Symbiosis - How To Build Together
What twenty years of displacement taught me about connection, technology, and why Sumbios exists

Paolo Nardi
Founder, CEO
Featured

Every person has a story. For a long time, I hid behind mine.
I told myself that sharing it would make me vulnerable in ways I wasn’t ready for. That it was too personal, too raw, too far from the polished language of founders, technology and the social media hype and tendency to hide what’s real. But I’ve come to understand something different. The story of my life didn’t just shape me — it gave me an insight, purpose and gift I feel called to bring into the world. And a message I believe needs to be heard. Especially now.
The world is changing right in front of our eyes. Division seems to be accelerating, and the peak of power, inequality, greed and fear-based systems is staring us in the face. At a moment when the most powerful technology we have ever developed is emerging. Yet, I believe a key ingredient is lacking for us to move forward collectively and build a new world we can all thrive in.
That ingredient is a simple and old truth we have too often forgotten.
That at the heart of life lies one thing: connection.
No matter who we are, where we come from, or what we believe in, we are all seeking the same three things:
to connect,
to create,
to grow.
We are one species living under one planet that is asking us to learn how to take care of it and each other.
Everything I’m building comes from that understanding. So it’s time to share how I got here, and why it’s important to where we are heading.
Growing up, I didn’t have what you would call a normal childhood. The closest I had to a stable nest were the first ten years of my life, living in Mexico, close to my family, feeling like I belonged. My world was small and whole. Little did I know that the next fifteen years would be completely different.
At ten, my mother and I moved to Spain. New culture, new norms, new school, new identity. For the first time, the ground beneath me shifted, and it didn’t stop shifting. After 6 months in Spain we went back to Mexico. Then after 2 and half years we went back to Spain again. My life felt like a game of ping pong. I was being tossed between countries before I could ever truly settle. I started to live in a constant feeling of uncertainty.
Continuously asking myself the same question: when would the next move come, and where would I end up? That uncertainty became the texture of my days. I learned to befriend anxiety because it was the only thing that stayed consistent.
During my last year in Spain, I tried to form bonds. But I did so while watching the clock. I knew my time in any one place was limited. Every friendship I built carried an expiration date. It’s a heavy thing to look at someone you care about and know the relationship has a predetermined end. So I started building walls. I learned to guard my heart, bracing for the moment my roots would be pulled up again. I learned to survive, not to thrive.
On Christmas Day, 2009, that moment arrived.
I woke up and found my mother at the computer. She said: we’re moving to the United States. No discussion. No choice.
At fourteen, I entered a whole new country — with no residency, no social security number, and no understanding of what that would mean. At fourteen, you just go to school. You make friends. Life feels almost normal. But I was now officially an “alien”.

Your tasks:
- A) In the essay on displacement and connection, why did the writer start building walls during that last year in Spain? Answer in one to three sentences.
- B) Reproduce the entries from the line with "- de-label-text-a: Das" to the line with "- fr-label-text-b: est", keeping every character unchanged.

Task input:
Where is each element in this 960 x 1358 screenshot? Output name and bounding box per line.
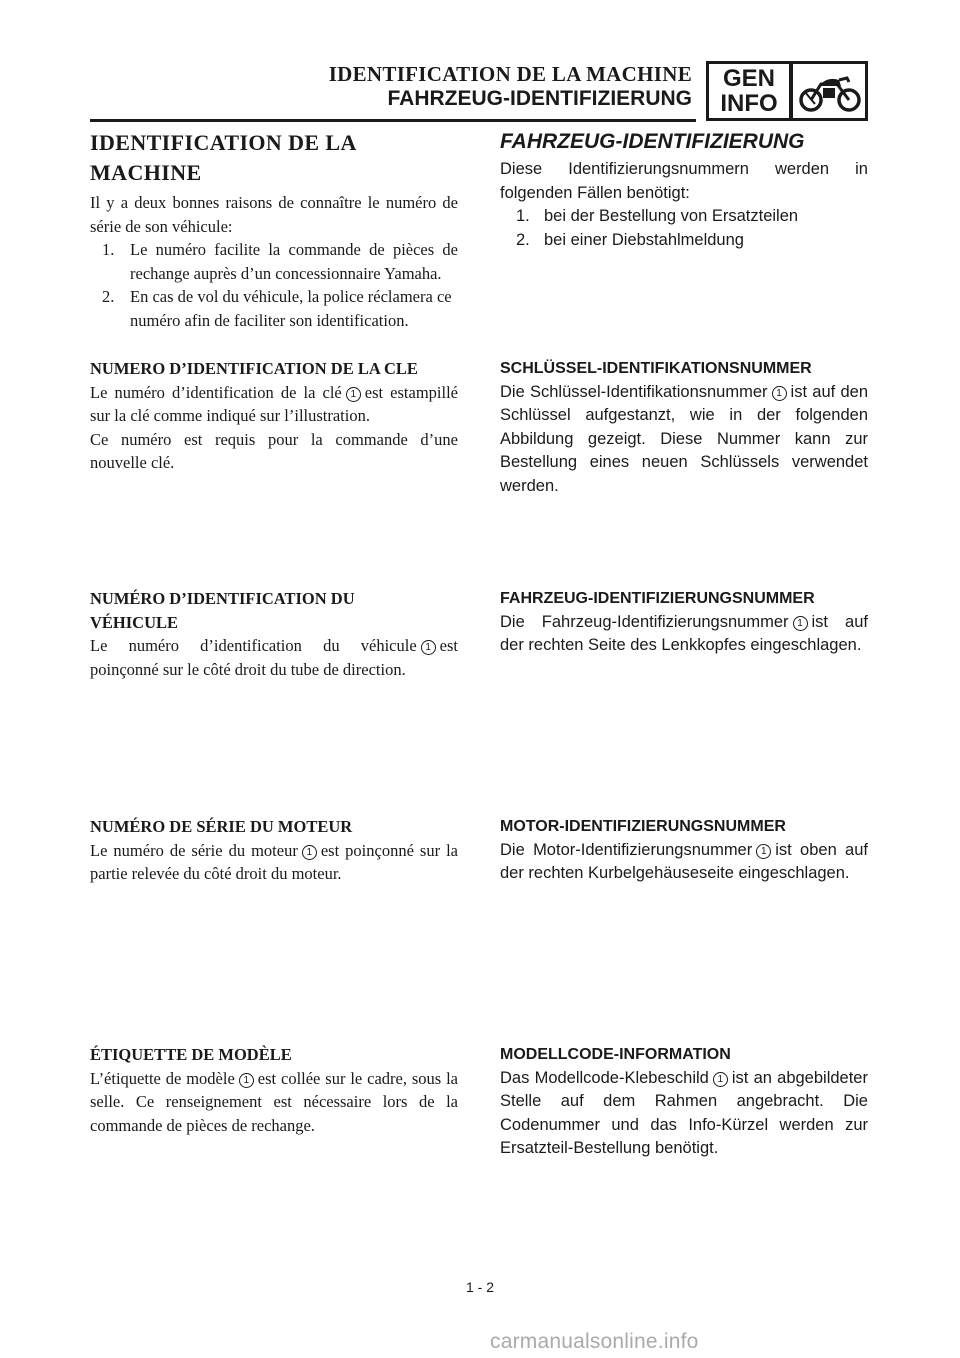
- de-label-text-a: Das Modellcode-Klebeschild: [500, 1068, 709, 1087]
- de-reason-text: bei der Bestellung von Ersatzteilen: [544, 207, 799, 225]
- de-key-text: [500, 381, 868, 499]
- fr-reason-text: En cas de vol du véhicule, la police réclamera ce numéro afin de faciliter son identification.: [130, 287, 452, 330]
- de-reason-item: [500, 229, 868, 253]
- fr-reason-item: [90, 238, 458, 285]
- de-engine-section: [500, 815, 868, 886]
- badge-line-info: INFO: [720, 90, 778, 117]
- fr-vin-title-line2: VÉHICULE: [90, 612, 179, 632]
- fr-intro-section: [90, 128, 458, 332]
- fr-label-text-b: est collée sur le cadre, sous la selle. Ce renseignement est nécessaire lors de la commande de pièces de rechange.: [90, 1068, 458, 1135]
- callout-1-icon: 1: [756, 844, 771, 859]
- fr-label-text: [90, 1067, 458, 1138]
- fr-key-text: [90, 381, 458, 428]
- watermark: carmanualsonline.info: [490, 1330, 699, 1353]
- fr-heading-line1: IDENTIFICATION DE LA: [90, 130, 357, 155]
- de-vin-section: [500, 587, 868, 658]
- fr-reason-number: 1.: [102, 240, 115, 259]
- fr-vin-text-b: est poinçonné sur le côté droit du tube de direction.: [90, 636, 458, 679]
- de-key-section: [500, 357, 868, 498]
- de-reasons-list: [500, 205, 868, 252]
- callout-1-icon: 1: [239, 1073, 254, 1088]
- fr-reasons-list: [90, 238, 458, 332]
- fr-engine-title: NUMÉRO DE SÉRIE DU MOTEUR: [90, 817, 353, 836]
- de-label-title: MODELLCODE-INFORMATION: [500, 1046, 731, 1063]
- fr-engine-section: [90, 815, 458, 886]
- de-key-title: SCHLÜSSEL-IDENTIFIKATIONSNUMMER: [500, 360, 812, 377]
- callout-1-icon: 1: [302, 845, 317, 860]
- motorcycle-icon: [797, 70, 863, 114]
- de-vin-text-a: Die Fahrzeug-Identifizierungsnummer: [500, 612, 789, 631]
- callout-1-icon: 1: [346, 387, 361, 402]
- header-rule: [90, 119, 696, 122]
- fr-reason-number: 2.: [102, 287, 115, 306]
- fr-vin-title-line1: NUMÉRO D’IDENTIFICATION DU: [90, 589, 355, 608]
- motorcycle-badge: [790, 61, 868, 121]
- fr-vin-text-a: Le numéro d’identification du véhicule: [90, 636, 417, 655]
- fr-engine-text-a: Le numéro de série du moteur: [90, 840, 298, 860]
- fr-vin-section: [90, 587, 458, 681]
- de-reason-number: 1.: [516, 207, 530, 225]
- de-engine-text: [500, 839, 868, 886]
- de-label-text: [500, 1067, 868, 1161]
- de-intro-text: Diese Identifizierungsnummern werden in folgenden Fällen benötigt:: [500, 160, 868, 202]
- fr-heading-line2: MACHINE: [90, 160, 202, 185]
- fr-heading: [90, 128, 458, 188]
- fr-reason-item: [90, 285, 458, 332]
- fr-intro-text: Il y a deux bonnes raisons de connaître le numéro de série de son véhicule:: [90, 193, 458, 236]
- fr-label-text-a: L’étiquette de modèle: [90, 1068, 235, 1088]
- page-number: 1 - 2: [465, 1279, 494, 1295]
- de-vin-title: FAHRZEUG-IDENTIFIZIERUNGSNUMMER: [500, 590, 815, 607]
- fr-engine-text-b: est poinçonné sur la partie relevée du côté droit du moteur.: [90, 840, 458, 883]
- header-title-de: FAHRZEUG-IDENTIFIZIERUNG: [387, 87, 692, 110]
- de-heading: FAHRZEUG-IDENTIFIZIERUNG: [500, 130, 805, 153]
- fr-vin-text: [90, 634, 458, 681]
- de-intro-section: [500, 128, 868, 252]
- callout-1-icon: 1: [793, 616, 808, 631]
- de-key-text-b: ist auf den Schlüssel aufgestanzt, wie in der folgenden Abbildung gezeigt. Diese Nummer kann zur Bestellung eines neuen Schlüssels verwendet werden.: [500, 382, 868, 495]
- de-engine-text-a: Die Motor-Identifizierungsnummer: [500, 840, 753, 859]
- de-vin-text: [500, 611, 868, 658]
- fr-key-text-a: Le numéro d’identification de la clé: [90, 382, 342, 402]
- fr-vin-title: [90, 587, 458, 634]
- callout-1-icon: 1: [772, 386, 787, 401]
- fr-key-text-c: Ce numéro est requis pour la commande d’une nouvelle clé.: [90, 429, 458, 472]
- de-engine-title: MOTOR-IDENTIFIZIERUNGSNUMMER: [500, 818, 786, 835]
- de-label-text-b: ist an abgebildeter Stelle auf dem Rahmen angebracht. Die Codenummer und das Info-Kürzel werden zur Ersatzteil-Bestellung benötigt.: [500, 1068, 868, 1157]
- de-key-text-a: Die Schlüssel-Identifikationsnummer: [500, 382, 768, 401]
- gen-info-badge: [706, 61, 792, 121]
- callout-1-icon: 1: [421, 640, 436, 655]
- de-vin-text-b: ist auf der rechten Seite des Lenkkopfes eingeschlagen.: [500, 612, 868, 654]
- fr-label-title: ÉTIQUETTE DE MODÈLE: [90, 1045, 292, 1064]
- callout-1-icon: 1: [713, 1072, 728, 1087]
- fr-key-text-b: est estampillé sur la clé comme indiqué sur l’illustration.: [90, 382, 458, 425]
- de-reason-text: bei einer Diebstahlmeldung: [544, 230, 744, 249]
- fr-key-title: NUMERO D’IDENTIFICATION DE LA CLE: [90, 359, 418, 378]
- fr-label-section: [90, 1043, 458, 1137]
- badge-line-gen: GEN: [722, 65, 775, 92]
- fr-reason-text: Le numéro facilite la commande de pièces de rechange auprès d’un concessionnaire Yamaha.: [130, 240, 458, 283]
- header-title-fr: IDENTIFICATION DE LA MACHINE: [328, 62, 692, 86]
- de-label-section: [500, 1043, 868, 1161]
- de-engine-text-b: ist oben auf der rechten Kurbelgehäuseseite eingeschlagen.: [500, 840, 868, 882]
- de-reason-item: [500, 205, 868, 229]
- fr-key-section: [90, 357, 458, 475]
- de-reason-number: 2.: [516, 230, 530, 249]
- fr-engine-text: [90, 839, 458, 886]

Answers for this exercise:
- A) The writer knew that time in any one place was limited, so every friendship carried an expiration date and a predetermined end. Building walls was a way to guard the heart while bracing for the moment those roots would be pulled up again.

- B)
- de-label-text-a: Das Modellcode-Klebeschild: [500, 1068, 709, 1087]
- de-reason-text: bei der Bestellung von Ersatzteilen: [544, 207, 799, 225]
- de-key-text: [500, 381, 868, 499]
- fr-reason-text: En cas de vol du véhicule, la police réclamera ce numéro afin de faciliter son identification.: [130, 287, 452, 330]
- de-reason-item: [500, 229, 868, 253]
- fr-reason-item: [90, 238, 458, 285]
- de-engine-section: [500, 815, 868, 886]
- badge-line-info: INFO: [720, 90, 778, 117]
- fr-vin-title-line2: VÉHICULE: [90, 612, 179, 632]
- fr-intro-section: [90, 128, 458, 332]
- fr-label-text-b: est collée sur le cadre, sous la selle. Ce renseignement est nécessaire lors de la commande de pièces de rechange.: [90, 1068, 458, 1135]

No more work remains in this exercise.